▶ [EXTRAIT DU TEXTE]:
· · · · ·

Le 28 avril 2013 disparaissait, à l’âge de 88 ans, l’un des plus éminents violoncellistes du XXe siècle, le premier pour certains et aux yeux de tous, le plus grand pédagogue : János Starker. Le Théâtre de la Ville, où il donna dix fabuleux concerts (le premier en février 1989), est heureux d’organiser, en partenariat avec et à la demande de l’Association française du violoncelle, une journée d’hommage au maître disparu.

Dans la grande salle, à 20 h, plus de 30 artistes – 24 violoncellistes, Marc Coppey, Henri Demarquette, Raphaël Pidoux, Marie-Paule Milone… et 10 autres musiciens, Gérard Caussé, Denis Pascal… – dessineront le portrait musical de János Starker, en jouant des mouvements d’oeuvres du répertoire qu’il chérissait particulièrement tandis que des photos et des extraits de films ressusciteront l’espace d’un instant l’un des plus hauts sommets de la musique.
Au Café des OEillets et à la Coupole se succéderont certains de ses brillants disciples français pour animer deux rencontres pédagogiques – l’une en direction des plus petits, l’autre pour tout public – afin de transmettre la splendeur d’un enseignement auquel l’artiste américain d’origine hongroise se consacra toute sa vie, en particulier à l’université de Bloomington dans l’Indiana.

· · · · ·

▶ [ÉNONCÉ 1]: Indiquez si chacune des affirmations suivantes concorde avec l'extrait sur l'hommage à János Starker, en répondant par oui ou par non et en citant les mots du texte qui tranchent. (a) János Starker est mort à 88 ans, le 28 avril 2013. (b) Son premier concert au Théâtre de la Ville eut lieu en mars 1989. (c) Le portrait musical du soir réunit 24 violoncellistes.

▶ [DONNÉES EXTRAITES]:
· · · · ·

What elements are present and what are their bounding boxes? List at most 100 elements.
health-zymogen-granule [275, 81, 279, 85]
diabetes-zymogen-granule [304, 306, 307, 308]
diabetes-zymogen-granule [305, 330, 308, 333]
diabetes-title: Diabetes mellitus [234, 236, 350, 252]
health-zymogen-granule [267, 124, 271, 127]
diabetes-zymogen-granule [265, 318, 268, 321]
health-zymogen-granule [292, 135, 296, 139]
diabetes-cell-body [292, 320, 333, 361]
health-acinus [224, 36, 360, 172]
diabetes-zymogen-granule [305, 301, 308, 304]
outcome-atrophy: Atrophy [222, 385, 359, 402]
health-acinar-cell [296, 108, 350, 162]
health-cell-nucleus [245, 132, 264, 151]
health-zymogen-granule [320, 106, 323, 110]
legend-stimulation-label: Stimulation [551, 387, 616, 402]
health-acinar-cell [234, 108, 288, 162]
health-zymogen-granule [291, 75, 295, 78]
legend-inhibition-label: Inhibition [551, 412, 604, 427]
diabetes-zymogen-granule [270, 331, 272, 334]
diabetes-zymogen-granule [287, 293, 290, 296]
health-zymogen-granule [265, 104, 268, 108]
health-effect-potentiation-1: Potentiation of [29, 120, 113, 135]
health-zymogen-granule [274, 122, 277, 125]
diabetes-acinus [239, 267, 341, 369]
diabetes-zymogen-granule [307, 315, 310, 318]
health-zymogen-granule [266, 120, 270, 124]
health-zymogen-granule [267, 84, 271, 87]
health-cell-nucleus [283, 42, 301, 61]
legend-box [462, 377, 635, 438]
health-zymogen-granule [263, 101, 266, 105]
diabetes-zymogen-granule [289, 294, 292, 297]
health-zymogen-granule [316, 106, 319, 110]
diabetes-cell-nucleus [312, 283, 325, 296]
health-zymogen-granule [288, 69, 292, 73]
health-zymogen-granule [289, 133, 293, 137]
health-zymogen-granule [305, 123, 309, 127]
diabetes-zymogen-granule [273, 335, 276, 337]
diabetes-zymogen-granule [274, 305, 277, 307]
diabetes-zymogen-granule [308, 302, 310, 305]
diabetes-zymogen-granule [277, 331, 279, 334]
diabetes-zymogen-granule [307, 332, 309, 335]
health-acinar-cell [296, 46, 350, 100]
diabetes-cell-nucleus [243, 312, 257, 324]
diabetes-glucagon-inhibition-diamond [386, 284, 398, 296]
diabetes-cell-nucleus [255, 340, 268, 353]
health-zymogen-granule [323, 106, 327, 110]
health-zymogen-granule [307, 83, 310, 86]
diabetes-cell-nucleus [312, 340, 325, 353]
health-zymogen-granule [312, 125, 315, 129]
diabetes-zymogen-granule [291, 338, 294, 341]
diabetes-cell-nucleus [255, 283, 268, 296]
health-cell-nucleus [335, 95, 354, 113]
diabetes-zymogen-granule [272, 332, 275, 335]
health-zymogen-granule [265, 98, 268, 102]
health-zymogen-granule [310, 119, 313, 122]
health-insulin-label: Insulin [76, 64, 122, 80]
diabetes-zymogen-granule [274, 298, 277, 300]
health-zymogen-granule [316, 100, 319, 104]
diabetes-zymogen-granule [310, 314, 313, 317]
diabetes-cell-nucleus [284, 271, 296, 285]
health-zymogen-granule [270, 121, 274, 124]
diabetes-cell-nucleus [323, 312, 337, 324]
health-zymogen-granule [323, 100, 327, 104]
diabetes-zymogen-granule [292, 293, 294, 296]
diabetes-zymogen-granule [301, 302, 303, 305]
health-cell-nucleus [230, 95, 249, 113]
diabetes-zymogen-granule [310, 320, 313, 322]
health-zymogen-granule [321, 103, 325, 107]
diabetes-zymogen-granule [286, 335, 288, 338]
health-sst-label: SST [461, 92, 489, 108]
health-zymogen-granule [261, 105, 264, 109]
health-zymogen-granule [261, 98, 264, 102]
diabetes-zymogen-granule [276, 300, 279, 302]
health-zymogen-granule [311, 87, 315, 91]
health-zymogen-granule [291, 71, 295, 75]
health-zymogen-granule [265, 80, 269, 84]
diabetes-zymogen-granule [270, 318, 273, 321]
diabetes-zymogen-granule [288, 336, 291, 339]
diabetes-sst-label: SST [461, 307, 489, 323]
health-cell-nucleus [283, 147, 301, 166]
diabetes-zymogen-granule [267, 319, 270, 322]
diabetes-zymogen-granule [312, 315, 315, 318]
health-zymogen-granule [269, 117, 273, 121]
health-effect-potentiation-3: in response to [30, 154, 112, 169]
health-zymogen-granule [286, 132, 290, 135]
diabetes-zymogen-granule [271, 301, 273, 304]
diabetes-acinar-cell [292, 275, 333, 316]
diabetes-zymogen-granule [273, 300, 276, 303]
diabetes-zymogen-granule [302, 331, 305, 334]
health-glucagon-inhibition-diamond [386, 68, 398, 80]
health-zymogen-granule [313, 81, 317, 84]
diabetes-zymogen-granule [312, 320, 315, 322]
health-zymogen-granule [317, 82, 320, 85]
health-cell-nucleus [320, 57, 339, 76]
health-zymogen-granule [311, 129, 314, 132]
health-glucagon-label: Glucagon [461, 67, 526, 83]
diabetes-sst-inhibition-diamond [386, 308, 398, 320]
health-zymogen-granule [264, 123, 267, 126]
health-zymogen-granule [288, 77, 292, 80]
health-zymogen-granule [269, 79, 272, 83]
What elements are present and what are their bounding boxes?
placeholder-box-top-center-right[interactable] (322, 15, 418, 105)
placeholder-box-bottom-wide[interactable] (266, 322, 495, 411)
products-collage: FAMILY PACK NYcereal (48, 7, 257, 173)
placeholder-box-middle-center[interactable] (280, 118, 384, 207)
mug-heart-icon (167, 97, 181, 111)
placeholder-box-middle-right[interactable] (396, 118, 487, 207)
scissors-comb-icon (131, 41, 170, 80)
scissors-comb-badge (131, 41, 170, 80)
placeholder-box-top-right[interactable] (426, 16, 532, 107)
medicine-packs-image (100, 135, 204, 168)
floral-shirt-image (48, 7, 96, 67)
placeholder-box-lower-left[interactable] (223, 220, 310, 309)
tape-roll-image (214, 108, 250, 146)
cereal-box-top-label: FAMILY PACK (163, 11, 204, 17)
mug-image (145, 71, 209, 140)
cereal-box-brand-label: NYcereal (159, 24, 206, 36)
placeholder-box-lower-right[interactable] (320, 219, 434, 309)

· · · · ·

▶ [ÉNONCÉ 2]: Modifiez les enregistrements depuis leur première ligne jusqu'à la ligne contenant « diabetes-zymogen-granule [265, 318, 268, 321] » incluse, en remplaçant « health-zymogen-granule » par « normal-zymogen-granule » sans rien changer d'autre, puis redonnez uniquement ces lignes.

▶ [CORRIGÉ DÉTAILLÉ 1]:
(a) Oui : « Le 28 avril 2013 disparaissait, à l’âge de 88 ans ».
(b) Non : « le premier en février 1989 ».
(c) Oui : « 24 violoncellistes ».

▶ [CORRIGÉ DÉTAILLÉ 2]:
What elements are present and what are their bounding boxes? List at most 100 elements.
normal-zymogen-granule [275, 81, 279, 85]
diabetes-zymogen-granule [304, 306, 307, 308]
diabetes-zymogen-granule [305, 330, 308, 333]
diabetes-title: Diabetes mellitus [234, 236, 350, 252]
normal-zymogen-granule [267, 124, 271, 127]
diabetes-zymogen-granule [265, 318, 268, 321]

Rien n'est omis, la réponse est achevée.